══ AVAILABLE RECORDS ══

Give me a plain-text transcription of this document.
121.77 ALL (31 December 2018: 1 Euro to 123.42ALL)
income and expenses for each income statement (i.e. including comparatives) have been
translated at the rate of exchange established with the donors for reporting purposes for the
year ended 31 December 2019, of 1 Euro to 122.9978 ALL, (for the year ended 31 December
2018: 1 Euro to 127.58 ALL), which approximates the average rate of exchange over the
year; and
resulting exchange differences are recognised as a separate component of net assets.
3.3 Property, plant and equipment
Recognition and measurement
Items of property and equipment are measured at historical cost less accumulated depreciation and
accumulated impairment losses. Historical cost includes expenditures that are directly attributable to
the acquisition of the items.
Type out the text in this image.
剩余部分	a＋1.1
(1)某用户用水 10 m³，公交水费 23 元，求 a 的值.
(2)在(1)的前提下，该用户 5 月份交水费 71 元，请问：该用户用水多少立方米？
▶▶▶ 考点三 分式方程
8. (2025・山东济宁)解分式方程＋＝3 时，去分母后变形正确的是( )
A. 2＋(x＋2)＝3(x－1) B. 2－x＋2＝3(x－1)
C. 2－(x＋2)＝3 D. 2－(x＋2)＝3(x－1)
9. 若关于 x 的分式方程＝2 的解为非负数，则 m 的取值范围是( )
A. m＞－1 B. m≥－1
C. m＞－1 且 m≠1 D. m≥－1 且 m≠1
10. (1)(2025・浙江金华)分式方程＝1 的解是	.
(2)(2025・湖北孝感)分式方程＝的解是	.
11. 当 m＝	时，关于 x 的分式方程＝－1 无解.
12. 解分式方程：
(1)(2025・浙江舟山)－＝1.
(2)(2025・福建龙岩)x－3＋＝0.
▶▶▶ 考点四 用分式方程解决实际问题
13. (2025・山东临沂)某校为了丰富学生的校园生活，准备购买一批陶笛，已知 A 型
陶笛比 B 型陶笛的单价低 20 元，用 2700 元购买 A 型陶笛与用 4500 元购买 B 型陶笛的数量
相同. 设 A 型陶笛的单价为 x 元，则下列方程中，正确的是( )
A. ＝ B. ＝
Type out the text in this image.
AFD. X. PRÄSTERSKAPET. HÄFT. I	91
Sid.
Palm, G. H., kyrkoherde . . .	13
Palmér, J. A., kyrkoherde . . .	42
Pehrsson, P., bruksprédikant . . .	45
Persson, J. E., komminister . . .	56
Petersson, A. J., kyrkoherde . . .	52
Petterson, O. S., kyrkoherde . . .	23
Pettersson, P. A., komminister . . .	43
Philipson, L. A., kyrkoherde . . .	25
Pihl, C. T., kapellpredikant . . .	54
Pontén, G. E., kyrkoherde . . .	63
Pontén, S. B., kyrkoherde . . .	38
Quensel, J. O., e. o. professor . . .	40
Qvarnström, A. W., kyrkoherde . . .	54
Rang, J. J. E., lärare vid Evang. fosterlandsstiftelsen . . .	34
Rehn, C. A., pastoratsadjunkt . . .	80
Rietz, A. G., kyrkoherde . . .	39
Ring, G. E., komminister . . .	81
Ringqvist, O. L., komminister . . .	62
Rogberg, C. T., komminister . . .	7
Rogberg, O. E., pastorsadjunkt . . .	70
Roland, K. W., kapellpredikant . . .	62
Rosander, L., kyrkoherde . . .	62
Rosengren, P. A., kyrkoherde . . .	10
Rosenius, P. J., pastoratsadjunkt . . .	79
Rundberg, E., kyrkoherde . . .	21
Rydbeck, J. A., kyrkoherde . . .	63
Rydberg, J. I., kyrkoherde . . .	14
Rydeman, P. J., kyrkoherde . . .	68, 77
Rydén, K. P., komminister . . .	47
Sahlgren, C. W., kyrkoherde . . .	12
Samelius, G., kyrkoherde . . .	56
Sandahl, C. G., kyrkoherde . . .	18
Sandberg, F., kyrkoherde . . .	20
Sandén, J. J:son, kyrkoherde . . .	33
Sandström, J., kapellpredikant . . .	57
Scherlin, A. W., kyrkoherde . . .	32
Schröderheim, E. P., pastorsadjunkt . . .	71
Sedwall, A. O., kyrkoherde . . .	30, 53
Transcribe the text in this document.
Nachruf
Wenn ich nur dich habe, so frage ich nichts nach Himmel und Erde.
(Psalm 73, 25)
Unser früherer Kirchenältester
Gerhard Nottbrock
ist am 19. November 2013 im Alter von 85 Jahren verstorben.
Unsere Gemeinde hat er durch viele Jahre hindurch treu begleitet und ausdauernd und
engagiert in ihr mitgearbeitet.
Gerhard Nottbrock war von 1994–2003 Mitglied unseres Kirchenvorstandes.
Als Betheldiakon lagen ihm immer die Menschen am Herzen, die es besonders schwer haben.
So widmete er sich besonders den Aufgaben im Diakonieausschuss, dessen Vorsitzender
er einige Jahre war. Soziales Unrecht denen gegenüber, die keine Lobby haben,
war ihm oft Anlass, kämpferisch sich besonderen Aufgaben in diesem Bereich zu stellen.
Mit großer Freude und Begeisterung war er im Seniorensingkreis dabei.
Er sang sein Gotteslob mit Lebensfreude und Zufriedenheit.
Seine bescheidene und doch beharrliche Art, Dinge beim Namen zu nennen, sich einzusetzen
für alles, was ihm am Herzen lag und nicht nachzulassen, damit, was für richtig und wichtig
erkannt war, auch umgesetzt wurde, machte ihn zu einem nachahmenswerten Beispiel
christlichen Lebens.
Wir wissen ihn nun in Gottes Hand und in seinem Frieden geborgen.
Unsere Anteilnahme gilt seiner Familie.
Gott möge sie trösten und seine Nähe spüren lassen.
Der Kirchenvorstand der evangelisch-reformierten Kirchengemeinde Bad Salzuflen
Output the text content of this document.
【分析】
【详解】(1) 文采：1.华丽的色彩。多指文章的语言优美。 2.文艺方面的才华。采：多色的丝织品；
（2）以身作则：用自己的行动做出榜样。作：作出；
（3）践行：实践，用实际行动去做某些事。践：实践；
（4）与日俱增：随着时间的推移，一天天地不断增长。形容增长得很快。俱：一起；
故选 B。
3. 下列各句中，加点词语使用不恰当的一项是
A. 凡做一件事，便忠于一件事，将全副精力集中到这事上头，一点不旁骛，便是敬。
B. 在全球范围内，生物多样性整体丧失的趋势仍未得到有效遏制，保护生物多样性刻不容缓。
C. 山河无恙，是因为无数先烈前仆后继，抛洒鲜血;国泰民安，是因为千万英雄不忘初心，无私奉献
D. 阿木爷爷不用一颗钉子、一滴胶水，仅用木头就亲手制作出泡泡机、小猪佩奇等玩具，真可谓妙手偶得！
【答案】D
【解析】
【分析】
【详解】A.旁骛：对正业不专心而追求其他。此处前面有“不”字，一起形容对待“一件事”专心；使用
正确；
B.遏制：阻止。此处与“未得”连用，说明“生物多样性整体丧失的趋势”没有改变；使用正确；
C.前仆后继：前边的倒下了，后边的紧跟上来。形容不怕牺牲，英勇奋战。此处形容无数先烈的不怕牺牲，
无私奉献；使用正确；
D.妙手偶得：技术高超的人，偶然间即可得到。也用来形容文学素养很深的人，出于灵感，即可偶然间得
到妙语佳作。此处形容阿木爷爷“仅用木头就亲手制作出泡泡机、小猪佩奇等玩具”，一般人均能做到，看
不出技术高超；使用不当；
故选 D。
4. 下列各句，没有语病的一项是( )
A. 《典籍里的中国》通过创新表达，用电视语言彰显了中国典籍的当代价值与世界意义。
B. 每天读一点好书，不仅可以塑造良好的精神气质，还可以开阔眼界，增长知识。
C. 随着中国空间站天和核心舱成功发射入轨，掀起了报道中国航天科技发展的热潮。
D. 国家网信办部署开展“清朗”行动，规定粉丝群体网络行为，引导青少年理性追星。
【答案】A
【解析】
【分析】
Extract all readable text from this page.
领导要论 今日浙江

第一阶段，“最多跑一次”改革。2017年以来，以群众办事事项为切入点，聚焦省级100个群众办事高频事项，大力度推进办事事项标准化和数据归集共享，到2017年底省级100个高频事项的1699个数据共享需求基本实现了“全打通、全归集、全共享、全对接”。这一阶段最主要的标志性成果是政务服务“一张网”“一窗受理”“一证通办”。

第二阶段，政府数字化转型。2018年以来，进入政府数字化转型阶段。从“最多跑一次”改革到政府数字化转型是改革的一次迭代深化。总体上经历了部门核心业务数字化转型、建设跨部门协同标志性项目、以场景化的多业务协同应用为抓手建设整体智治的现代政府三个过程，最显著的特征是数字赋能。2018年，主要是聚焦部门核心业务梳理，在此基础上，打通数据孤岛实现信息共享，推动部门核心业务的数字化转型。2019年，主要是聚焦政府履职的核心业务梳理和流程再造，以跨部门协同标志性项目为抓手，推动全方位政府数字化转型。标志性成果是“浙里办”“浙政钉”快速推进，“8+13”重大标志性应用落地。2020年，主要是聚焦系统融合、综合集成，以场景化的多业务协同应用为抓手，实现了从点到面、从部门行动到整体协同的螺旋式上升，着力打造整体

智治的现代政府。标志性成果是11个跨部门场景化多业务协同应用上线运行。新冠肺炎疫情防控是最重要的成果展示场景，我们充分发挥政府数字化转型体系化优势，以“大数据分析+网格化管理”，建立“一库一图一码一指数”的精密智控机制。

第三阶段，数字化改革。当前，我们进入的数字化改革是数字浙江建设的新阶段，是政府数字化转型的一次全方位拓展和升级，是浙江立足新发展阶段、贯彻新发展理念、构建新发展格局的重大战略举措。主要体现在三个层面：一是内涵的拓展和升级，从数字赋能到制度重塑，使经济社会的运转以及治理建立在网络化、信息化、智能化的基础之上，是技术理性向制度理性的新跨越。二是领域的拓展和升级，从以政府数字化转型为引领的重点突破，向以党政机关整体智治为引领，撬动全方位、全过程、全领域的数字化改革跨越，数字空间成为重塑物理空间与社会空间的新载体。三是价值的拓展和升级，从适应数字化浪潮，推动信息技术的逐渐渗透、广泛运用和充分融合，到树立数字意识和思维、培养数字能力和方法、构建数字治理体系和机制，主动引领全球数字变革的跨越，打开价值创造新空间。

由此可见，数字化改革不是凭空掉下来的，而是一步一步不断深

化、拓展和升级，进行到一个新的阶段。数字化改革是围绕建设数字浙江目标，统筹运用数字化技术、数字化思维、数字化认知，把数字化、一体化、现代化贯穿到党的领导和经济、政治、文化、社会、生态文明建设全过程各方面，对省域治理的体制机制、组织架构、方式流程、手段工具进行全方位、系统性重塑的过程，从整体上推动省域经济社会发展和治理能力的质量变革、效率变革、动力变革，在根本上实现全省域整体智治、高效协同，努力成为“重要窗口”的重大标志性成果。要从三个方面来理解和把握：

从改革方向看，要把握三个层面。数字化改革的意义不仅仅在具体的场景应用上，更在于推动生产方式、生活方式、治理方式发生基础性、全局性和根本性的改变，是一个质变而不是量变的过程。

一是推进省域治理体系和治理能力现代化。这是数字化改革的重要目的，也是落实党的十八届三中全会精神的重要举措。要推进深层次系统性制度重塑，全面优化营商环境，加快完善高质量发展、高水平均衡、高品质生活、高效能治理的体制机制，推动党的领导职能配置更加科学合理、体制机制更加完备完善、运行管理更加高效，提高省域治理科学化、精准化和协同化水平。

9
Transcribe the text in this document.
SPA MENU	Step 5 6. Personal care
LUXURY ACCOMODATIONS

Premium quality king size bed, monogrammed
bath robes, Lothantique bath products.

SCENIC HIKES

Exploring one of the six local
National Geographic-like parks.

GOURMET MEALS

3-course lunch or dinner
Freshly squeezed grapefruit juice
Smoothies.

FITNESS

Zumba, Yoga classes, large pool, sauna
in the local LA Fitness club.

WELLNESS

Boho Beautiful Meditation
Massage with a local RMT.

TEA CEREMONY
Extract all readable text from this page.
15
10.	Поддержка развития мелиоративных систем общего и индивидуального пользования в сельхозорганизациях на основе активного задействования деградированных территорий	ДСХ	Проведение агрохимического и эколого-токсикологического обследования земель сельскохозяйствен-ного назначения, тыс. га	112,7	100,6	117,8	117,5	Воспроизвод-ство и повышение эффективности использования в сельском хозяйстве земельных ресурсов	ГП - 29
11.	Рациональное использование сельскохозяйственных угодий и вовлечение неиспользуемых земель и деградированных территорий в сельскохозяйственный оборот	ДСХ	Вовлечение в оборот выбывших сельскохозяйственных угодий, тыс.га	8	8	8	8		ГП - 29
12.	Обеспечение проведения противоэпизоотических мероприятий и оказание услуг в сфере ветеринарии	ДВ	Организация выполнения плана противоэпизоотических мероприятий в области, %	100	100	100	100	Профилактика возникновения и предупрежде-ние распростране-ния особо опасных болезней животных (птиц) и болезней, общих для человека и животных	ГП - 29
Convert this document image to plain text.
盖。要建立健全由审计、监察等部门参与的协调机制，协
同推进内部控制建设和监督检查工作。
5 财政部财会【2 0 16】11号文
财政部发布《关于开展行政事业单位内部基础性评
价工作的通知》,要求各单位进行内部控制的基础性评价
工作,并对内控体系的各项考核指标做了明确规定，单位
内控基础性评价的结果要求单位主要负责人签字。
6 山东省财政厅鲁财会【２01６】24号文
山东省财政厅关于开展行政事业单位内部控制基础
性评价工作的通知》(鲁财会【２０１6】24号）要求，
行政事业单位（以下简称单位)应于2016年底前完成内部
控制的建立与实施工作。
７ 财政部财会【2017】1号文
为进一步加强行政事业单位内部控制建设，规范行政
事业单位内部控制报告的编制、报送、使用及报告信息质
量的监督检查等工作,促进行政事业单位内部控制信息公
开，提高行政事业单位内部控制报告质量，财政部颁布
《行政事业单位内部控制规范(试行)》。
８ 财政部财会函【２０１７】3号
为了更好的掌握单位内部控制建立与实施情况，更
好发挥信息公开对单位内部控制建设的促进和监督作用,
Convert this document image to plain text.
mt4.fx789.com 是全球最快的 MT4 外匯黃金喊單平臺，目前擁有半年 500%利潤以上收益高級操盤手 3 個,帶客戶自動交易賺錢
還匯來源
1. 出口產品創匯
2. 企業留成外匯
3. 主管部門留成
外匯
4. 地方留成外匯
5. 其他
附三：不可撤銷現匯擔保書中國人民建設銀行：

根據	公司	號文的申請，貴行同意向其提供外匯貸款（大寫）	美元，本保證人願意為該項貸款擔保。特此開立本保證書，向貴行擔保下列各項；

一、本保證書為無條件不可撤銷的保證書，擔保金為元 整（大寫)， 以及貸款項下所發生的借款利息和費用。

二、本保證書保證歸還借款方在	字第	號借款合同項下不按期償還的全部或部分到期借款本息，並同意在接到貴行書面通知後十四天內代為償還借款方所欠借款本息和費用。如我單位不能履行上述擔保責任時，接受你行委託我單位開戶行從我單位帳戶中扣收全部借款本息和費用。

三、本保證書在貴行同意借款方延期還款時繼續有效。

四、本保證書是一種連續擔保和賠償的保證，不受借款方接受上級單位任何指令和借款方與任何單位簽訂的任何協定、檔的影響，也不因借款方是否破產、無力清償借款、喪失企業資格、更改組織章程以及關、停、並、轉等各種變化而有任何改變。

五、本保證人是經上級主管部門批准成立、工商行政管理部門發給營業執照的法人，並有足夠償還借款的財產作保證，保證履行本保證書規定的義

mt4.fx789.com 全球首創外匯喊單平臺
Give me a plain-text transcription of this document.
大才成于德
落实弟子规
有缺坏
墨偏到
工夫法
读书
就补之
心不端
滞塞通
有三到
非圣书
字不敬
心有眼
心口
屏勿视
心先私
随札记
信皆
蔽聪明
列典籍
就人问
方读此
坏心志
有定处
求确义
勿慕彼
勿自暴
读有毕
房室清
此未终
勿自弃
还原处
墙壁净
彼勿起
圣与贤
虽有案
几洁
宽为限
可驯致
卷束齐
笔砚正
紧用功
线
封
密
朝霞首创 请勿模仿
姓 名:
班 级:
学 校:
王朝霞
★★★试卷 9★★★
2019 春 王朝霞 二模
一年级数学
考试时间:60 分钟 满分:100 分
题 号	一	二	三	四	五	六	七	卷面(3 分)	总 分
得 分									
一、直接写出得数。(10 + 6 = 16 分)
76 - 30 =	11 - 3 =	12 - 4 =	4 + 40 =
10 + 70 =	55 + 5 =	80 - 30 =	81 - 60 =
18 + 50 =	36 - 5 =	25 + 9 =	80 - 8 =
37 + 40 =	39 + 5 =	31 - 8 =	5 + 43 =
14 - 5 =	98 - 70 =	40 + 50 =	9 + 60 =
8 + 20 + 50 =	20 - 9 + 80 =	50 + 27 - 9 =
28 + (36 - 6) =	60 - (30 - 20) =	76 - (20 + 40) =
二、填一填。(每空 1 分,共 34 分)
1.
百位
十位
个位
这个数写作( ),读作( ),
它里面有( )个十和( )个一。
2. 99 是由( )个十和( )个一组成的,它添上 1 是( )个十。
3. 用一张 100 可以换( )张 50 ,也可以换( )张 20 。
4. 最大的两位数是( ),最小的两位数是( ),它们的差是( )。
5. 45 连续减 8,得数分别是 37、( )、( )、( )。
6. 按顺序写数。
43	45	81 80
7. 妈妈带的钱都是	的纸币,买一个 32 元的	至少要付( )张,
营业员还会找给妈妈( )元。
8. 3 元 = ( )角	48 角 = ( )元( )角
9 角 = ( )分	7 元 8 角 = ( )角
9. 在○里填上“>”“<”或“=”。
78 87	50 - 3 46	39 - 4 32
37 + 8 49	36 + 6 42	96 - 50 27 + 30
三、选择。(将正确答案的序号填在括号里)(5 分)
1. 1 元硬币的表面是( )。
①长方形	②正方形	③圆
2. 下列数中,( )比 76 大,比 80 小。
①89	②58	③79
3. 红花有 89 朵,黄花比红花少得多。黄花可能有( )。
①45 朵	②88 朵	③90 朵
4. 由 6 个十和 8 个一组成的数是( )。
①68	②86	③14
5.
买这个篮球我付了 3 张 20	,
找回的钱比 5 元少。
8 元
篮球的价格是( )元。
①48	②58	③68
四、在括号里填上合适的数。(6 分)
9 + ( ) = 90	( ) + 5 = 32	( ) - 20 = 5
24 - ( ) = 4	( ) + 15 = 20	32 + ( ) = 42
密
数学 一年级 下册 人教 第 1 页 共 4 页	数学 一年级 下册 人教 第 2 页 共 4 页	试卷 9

═══

TASK DETAILS: Only the number is wanted: count the lines of the records that hold the word "sich".

THE ANSWER: 3